(Data items)
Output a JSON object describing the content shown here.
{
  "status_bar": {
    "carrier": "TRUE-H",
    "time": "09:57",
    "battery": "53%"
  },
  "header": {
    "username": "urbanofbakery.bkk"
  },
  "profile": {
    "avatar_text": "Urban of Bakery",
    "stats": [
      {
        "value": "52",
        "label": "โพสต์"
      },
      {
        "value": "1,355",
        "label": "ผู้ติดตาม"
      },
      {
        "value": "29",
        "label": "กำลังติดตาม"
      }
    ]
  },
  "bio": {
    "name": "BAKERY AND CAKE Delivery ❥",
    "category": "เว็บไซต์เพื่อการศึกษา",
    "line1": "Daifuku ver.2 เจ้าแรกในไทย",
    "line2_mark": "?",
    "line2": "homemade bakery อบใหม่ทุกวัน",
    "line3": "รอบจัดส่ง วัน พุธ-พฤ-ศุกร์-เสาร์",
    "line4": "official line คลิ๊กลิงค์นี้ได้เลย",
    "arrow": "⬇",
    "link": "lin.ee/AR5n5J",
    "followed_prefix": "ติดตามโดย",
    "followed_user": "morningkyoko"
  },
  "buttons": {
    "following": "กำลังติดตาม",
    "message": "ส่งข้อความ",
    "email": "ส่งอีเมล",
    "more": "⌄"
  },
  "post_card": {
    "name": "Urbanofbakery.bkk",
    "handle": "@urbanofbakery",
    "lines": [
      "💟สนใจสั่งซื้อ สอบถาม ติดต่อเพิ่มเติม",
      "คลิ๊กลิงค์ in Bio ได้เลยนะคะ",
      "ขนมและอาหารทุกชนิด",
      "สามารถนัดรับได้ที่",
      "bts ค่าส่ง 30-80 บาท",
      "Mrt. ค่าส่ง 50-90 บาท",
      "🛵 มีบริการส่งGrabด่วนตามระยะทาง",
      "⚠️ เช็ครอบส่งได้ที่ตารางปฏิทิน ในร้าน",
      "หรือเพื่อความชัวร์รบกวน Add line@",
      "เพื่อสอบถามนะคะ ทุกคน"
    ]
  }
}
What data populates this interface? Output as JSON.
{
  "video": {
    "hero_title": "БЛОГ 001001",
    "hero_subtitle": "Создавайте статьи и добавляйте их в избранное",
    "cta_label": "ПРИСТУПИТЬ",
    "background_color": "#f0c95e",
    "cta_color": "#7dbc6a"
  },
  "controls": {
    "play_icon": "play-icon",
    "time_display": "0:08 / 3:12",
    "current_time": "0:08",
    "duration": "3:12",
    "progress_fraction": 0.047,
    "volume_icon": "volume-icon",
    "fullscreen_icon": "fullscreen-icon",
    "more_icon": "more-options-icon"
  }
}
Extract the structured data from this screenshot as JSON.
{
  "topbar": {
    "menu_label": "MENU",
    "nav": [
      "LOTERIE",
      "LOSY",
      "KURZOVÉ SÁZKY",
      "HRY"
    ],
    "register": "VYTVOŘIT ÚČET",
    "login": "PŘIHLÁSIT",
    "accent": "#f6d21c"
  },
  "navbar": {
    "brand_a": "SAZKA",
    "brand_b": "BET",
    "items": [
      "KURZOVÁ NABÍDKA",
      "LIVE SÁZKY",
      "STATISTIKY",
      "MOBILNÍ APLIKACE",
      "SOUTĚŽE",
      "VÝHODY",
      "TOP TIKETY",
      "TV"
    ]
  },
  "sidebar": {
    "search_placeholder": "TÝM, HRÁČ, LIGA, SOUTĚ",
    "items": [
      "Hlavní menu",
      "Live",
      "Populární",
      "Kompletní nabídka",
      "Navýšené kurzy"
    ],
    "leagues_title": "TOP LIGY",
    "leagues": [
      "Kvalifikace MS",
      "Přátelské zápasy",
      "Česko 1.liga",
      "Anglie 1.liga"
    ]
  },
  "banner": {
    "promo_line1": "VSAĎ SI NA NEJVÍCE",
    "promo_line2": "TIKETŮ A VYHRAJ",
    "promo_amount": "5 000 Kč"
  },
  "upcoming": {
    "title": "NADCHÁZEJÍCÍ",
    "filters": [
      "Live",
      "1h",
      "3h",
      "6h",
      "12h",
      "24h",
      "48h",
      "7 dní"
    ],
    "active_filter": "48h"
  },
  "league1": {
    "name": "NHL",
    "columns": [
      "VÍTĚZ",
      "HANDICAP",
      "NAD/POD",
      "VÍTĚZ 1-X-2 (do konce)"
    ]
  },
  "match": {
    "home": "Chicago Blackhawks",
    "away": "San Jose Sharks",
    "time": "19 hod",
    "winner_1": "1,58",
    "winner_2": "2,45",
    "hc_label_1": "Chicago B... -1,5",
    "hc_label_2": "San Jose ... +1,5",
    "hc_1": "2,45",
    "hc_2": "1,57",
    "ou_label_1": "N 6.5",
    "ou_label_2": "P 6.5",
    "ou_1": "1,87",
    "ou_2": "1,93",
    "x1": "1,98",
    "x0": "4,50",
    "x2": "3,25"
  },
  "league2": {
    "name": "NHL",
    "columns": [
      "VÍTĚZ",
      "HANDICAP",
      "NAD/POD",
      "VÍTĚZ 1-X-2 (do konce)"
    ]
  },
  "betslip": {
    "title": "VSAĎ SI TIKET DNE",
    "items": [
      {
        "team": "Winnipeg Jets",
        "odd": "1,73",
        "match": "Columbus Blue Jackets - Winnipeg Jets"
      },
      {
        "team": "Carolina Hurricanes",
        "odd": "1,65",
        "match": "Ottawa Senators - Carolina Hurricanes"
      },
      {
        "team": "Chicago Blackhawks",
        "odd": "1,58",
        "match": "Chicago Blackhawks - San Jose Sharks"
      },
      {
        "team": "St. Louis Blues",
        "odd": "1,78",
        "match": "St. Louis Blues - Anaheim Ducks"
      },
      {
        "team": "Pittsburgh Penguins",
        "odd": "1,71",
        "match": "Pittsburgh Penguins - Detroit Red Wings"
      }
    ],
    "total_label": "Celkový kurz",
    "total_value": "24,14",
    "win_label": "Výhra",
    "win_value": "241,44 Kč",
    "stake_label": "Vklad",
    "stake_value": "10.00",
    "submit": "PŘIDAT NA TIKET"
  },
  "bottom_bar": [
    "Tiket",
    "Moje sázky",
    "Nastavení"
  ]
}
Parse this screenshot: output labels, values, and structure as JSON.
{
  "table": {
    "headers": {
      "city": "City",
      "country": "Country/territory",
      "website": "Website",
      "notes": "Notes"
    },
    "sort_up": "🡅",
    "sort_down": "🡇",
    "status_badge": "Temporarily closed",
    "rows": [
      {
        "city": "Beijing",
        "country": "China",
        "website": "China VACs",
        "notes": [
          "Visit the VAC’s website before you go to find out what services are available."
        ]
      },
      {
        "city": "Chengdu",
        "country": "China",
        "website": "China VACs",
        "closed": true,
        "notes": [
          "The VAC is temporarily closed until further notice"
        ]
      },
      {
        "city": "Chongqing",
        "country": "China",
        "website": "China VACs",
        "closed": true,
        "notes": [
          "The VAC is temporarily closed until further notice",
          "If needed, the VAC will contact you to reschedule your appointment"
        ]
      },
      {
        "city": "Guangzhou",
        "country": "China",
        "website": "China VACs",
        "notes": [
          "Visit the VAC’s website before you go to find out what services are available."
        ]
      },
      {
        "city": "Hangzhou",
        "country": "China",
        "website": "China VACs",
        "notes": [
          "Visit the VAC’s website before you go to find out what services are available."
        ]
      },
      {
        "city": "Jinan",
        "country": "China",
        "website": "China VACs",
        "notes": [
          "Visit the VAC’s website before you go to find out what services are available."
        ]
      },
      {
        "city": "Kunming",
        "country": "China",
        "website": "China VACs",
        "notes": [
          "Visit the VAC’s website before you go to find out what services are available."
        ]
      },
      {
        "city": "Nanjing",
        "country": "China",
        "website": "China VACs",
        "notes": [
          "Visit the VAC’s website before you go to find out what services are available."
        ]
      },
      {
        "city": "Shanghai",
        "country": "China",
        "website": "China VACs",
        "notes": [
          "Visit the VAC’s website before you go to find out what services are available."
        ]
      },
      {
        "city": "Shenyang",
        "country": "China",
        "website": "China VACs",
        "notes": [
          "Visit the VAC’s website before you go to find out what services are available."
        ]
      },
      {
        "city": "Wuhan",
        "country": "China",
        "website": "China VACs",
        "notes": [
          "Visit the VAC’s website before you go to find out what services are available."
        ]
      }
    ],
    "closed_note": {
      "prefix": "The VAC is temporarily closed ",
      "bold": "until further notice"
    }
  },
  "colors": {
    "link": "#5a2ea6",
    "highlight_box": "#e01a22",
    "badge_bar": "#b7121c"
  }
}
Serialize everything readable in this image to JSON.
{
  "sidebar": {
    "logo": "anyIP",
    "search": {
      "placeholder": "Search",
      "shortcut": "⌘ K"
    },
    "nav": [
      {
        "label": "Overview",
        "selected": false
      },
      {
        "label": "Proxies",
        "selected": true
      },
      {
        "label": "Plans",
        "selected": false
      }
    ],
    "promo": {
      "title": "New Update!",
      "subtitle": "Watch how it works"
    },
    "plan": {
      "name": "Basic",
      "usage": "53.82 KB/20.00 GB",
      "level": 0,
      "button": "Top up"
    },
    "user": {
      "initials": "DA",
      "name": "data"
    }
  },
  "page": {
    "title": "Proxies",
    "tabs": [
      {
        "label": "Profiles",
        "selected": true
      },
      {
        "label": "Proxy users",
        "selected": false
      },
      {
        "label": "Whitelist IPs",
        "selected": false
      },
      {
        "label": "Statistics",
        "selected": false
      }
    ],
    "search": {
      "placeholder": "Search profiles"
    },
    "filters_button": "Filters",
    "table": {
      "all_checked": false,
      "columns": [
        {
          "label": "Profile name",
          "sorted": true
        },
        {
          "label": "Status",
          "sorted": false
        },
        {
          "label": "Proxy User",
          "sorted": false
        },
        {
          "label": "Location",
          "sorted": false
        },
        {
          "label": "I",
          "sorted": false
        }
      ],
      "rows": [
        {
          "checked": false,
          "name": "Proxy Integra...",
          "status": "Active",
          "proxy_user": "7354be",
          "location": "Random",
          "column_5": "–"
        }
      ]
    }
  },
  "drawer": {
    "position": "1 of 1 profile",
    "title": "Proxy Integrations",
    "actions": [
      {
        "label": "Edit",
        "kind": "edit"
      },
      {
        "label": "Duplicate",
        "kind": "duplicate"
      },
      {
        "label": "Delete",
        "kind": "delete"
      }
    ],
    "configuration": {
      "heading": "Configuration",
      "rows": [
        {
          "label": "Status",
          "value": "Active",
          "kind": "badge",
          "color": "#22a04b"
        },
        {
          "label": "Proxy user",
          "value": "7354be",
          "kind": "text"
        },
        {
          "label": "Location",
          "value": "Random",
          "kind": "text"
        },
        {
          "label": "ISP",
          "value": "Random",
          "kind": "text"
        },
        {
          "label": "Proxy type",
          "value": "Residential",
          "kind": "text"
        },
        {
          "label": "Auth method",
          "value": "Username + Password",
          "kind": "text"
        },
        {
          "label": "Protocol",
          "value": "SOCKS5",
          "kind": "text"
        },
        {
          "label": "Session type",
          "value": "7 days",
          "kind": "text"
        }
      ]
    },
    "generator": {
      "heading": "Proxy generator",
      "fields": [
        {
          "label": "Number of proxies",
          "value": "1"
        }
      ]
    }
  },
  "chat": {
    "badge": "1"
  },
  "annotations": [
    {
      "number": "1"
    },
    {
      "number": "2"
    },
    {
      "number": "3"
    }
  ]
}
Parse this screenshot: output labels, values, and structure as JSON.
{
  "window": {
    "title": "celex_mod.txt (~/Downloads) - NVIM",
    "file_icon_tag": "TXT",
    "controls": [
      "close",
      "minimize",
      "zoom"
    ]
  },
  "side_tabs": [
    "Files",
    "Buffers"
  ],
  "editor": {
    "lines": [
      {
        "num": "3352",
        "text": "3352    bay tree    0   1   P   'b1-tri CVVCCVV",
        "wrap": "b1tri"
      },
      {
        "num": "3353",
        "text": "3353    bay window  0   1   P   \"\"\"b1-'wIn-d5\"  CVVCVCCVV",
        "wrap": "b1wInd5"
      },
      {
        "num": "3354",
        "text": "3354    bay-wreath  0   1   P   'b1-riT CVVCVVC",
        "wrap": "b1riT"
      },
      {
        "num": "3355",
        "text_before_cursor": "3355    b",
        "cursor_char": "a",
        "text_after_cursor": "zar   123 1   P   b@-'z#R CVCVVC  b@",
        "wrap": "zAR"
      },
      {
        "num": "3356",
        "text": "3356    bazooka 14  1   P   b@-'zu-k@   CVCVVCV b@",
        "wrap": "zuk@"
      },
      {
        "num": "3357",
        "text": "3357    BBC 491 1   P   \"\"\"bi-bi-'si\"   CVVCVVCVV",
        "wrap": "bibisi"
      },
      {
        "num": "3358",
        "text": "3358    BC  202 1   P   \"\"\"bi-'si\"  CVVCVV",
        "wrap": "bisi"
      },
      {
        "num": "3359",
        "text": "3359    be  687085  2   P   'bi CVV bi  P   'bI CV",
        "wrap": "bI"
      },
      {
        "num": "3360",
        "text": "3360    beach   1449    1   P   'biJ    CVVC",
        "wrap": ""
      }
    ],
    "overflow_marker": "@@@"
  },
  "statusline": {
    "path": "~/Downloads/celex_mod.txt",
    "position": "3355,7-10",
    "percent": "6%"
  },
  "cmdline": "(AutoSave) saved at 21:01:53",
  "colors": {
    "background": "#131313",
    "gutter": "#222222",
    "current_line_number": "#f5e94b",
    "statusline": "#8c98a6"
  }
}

__GOAL__:
Take each line of the material that contains the word "match" and list it.

__FINISHED EXERCISE__:
  "match": {
        "match": "Columbus Blue Jackets - Winnipeg Jets"
        "match": "Ottawa Senators - Carolina Hurricanes"
        "match": "Chicago Blackhawks - San Jose Sharks"
        "match": "St. Louis Blues - Anaheim Ducks"
        "match": "Pittsburgh Penguins - Detroit Red Wings"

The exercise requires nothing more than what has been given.